What to work on: Transcribe the records below in full; pictures stay out of the copy.

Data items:
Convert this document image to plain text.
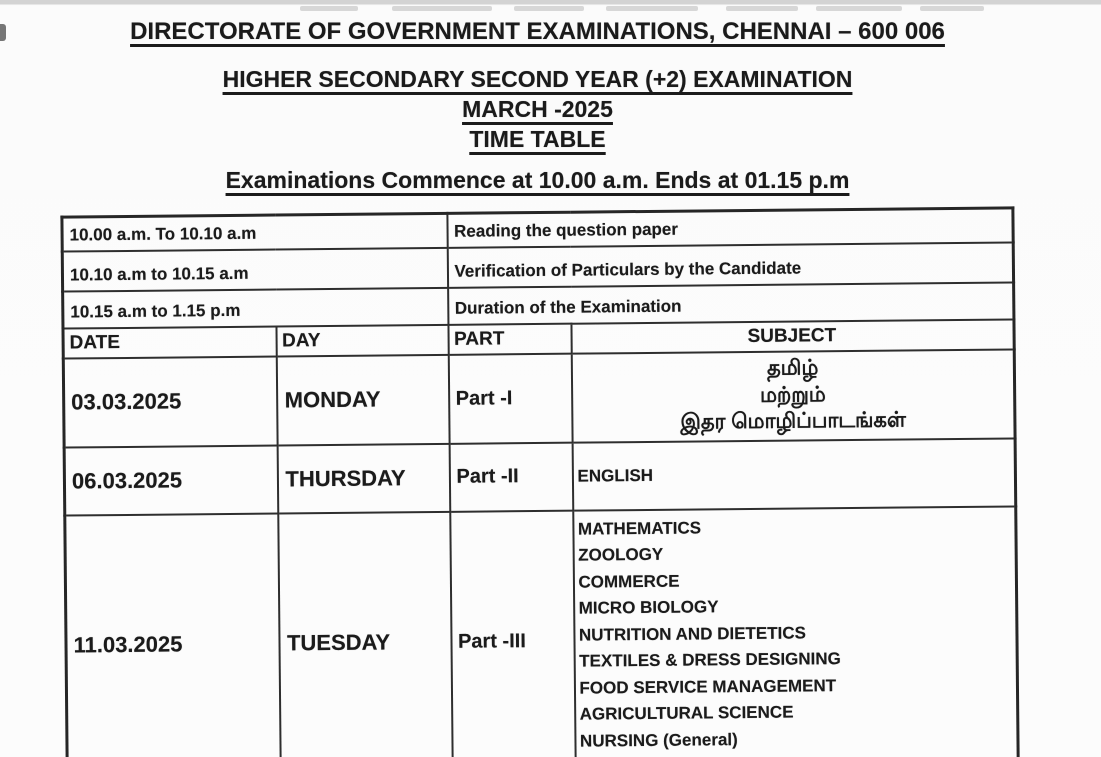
DIRECTORATE OF GOVERNMENT EXAMINATIONS, CHENNAI – 600 006
HIGHER SECONDARY SECOND YEAR (+2) EXAMINATION
MARCH -2025
TIME TABLE
Examinations Commence at 10.00 a.m. Ends at 01.15 p.m
10.00 a.m. To 10.10 a.m		Reading the question paper	
10.10 a.m to 10.15 a.m		Verification of Particulars by the Candidate	
10.15 a.m to 1.15 p.m		Duration of the Examination	
DATE	DAY	PART	SUBJECT
03.03.2025	MONDAY	Part -I	தமிழ்
மற்றும்
இதர மொழிப்பாடங்கள்

06.03.2025	THURSDAY	Part -II	ENGLISH
11.03.2025	TUESDAY	Part -III	
MATHEMATICS
ZOOLOGY
COMMERCE
MICRO BIOLOGY
NUTRITION AND DIETETICS
TEXTILES & DRESS DESIGNING
FOOD SERVICE MANAGEMENT
AGRICULTURAL SCIENCE
NURSING (General)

Finished answer:
Convert this document image to plain text.
DIRECTORATE OF GOVERNMENT EXAMINATIONS, CHENNAI – 600 006
HIGHER SECONDARY SECOND YEAR (+2) EXAMINATION
MARCH -2025
TIME TABLE
Examinations Commence at 10.00 a.m. Ends at 01.15 p.m
10.00 a.m. To 10.10 a.m		Reading the question paper	
10.10 a.m to 10.15 a.m		Verification of Particulars by the Candidate	
10.15 a.m to 1.15 p.m		Duration of the Examination	
DATE	DAY	PART	SUBJECT
03.03.2025	MONDAY	Part -I	தமிழ்
மற்றும்
இதர மொழிப்பாடங்கள்

06.03.2025	THURSDAY	Part -II	ENGLISH
11.03.2025	TUESDAY	Part -III	
MATHEMATICS
ZOOLOGY
COMMERCE
MICRO BIOLOGY
NUTRITION AND DIETETICS
TEXTILES & DRESS DESIGNING
FOOD SERVICE MANAGEMENT
AGRICULTURAL SCIENCE
NURSING (General)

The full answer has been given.